### Given records:
•••••

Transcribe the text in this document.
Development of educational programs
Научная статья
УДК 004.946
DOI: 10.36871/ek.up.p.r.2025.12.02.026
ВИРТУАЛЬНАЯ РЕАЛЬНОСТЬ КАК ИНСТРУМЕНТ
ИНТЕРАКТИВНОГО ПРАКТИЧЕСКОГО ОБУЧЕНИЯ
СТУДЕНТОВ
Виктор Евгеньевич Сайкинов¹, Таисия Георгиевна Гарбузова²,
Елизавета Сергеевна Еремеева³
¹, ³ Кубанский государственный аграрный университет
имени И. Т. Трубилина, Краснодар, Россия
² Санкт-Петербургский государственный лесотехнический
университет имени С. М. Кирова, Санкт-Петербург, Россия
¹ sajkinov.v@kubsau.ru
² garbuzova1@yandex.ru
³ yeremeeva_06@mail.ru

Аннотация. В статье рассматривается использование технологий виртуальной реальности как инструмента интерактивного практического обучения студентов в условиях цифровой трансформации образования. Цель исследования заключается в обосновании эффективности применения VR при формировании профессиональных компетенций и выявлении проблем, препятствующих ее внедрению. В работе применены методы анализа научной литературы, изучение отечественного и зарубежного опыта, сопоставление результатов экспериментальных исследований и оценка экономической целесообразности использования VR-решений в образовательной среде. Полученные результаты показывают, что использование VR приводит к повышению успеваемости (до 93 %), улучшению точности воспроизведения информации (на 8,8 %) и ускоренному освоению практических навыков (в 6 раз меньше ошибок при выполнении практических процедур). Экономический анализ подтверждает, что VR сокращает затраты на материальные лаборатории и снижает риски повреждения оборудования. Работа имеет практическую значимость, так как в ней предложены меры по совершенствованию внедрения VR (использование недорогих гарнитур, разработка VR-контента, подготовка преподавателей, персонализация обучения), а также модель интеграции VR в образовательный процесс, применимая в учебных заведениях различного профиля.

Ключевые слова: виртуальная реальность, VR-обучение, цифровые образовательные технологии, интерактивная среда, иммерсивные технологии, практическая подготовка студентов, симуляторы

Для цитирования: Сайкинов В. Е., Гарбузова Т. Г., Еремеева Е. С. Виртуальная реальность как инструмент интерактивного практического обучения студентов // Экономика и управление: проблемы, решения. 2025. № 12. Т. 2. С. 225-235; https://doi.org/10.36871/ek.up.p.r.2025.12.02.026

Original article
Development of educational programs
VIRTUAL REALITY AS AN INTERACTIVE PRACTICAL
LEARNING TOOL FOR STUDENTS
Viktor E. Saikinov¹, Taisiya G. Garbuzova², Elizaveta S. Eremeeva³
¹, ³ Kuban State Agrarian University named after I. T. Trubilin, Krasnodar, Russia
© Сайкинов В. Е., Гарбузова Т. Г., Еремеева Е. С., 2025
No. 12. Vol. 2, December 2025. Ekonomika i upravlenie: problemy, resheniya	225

•••••

Return the whole listing exactly.

### Solution for this exercise:
Transcribe the text in this document.
Development of educational programs
Научная статья
УДК 004.946
DOI: 10.36871/ek.up.p.r.2025.12.02.026
ВИРТУАЛЬНАЯ РЕАЛЬНОСТЬ КАК ИНСТРУМЕНТ
ИНТЕРАКТИВНОГО ПРАКТИЧЕСКОГО ОБУЧЕНИЯ
СТУДЕНТОВ
Виктор Евгеньевич Сайкинов¹, Таисия Георгиевна Гарбузова²,
Елизавета Сергеевна Еремеева³
¹, ³ Кубанский государственный аграрный университет
имени И. Т. Трубилина, Краснодар, Россия
² Санкт-Петербургский государственный лесотехнический
университет имени С. М. Кирова, Санкт-Петербург, Россия
¹ sajkinov.v@kubsau.ru
² garbuzova1@yandex.ru
³ yeremeeva_06@mail.ru

Аннотация. В статье рассматривается использование технологий виртуальной реальности как инструмента интерактивного практического обучения студентов в условиях цифровой трансформации образования. Цель исследования заключается в обосновании эффективности применения VR при формировании профессиональных компетенций и выявлении проблем, препятствующих ее внедрению. В работе применены методы анализа научной литературы, изучение отечественного и зарубежного опыта, сопоставление результатов экспериментальных исследований и оценка экономической целесообразности использования VR-решений в образовательной среде. Полученные результаты показывают, что использование VR приводит к повышению успеваемости (до 93 %), улучшению точности воспроизведения информации (на 8,8 %) и ускоренному освоению практических навыков (в 6 раз меньше ошибок при выполнении практических процедур). Экономический анализ подтверждает, что VR сокращает затраты на материальные лаборатории и снижает риски повреждения оборудования. Работа имеет практическую значимость, так как в ней предложены меры по совершенствованию внедрения VR (использование недорогих гарнитур, разработка VR-контента, подготовка преподавателей, персонализация обучения), а также модель интеграции VR в образовательный процесс, применимая в учебных заведениях различного профиля.

Ключевые слова: виртуальная реальность, VR-обучение, цифровые образовательные технологии, интерактивная среда, иммерсивные технологии, практическая подготовка студентов, симуляторы

Для цитирования: Сайкинов В. Е., Гарбузова Т. Г., Еремеева Е. С. Виртуальная реальность как инструмент интерактивного практического обучения студентов // Экономика и управление: проблемы, решения. 2025. № 12. Т. 2. С. 225-235; https://doi.org/10.36871/ek.up.p.r.2025.12.02.026

Original article
Development of educational programs
VIRTUAL REALITY AS AN INTERACTIVE PRACTICAL
LEARNING TOOL FOR STUDENTS
Viktor E. Saikinov¹, Taisiya G. Garbuzova², Elizaveta S. Eremeeva³
¹, ³ Kuban State Agrarian University named after I. T. Trubilin, Krasnodar, Russia
© Сайкинов В. Е., Гарбузова Т. Г., Еремеева Е. С., 2025
No. 12. Vol. 2, December 2025. Ekonomika i upravlenie: problemy, resheniya	225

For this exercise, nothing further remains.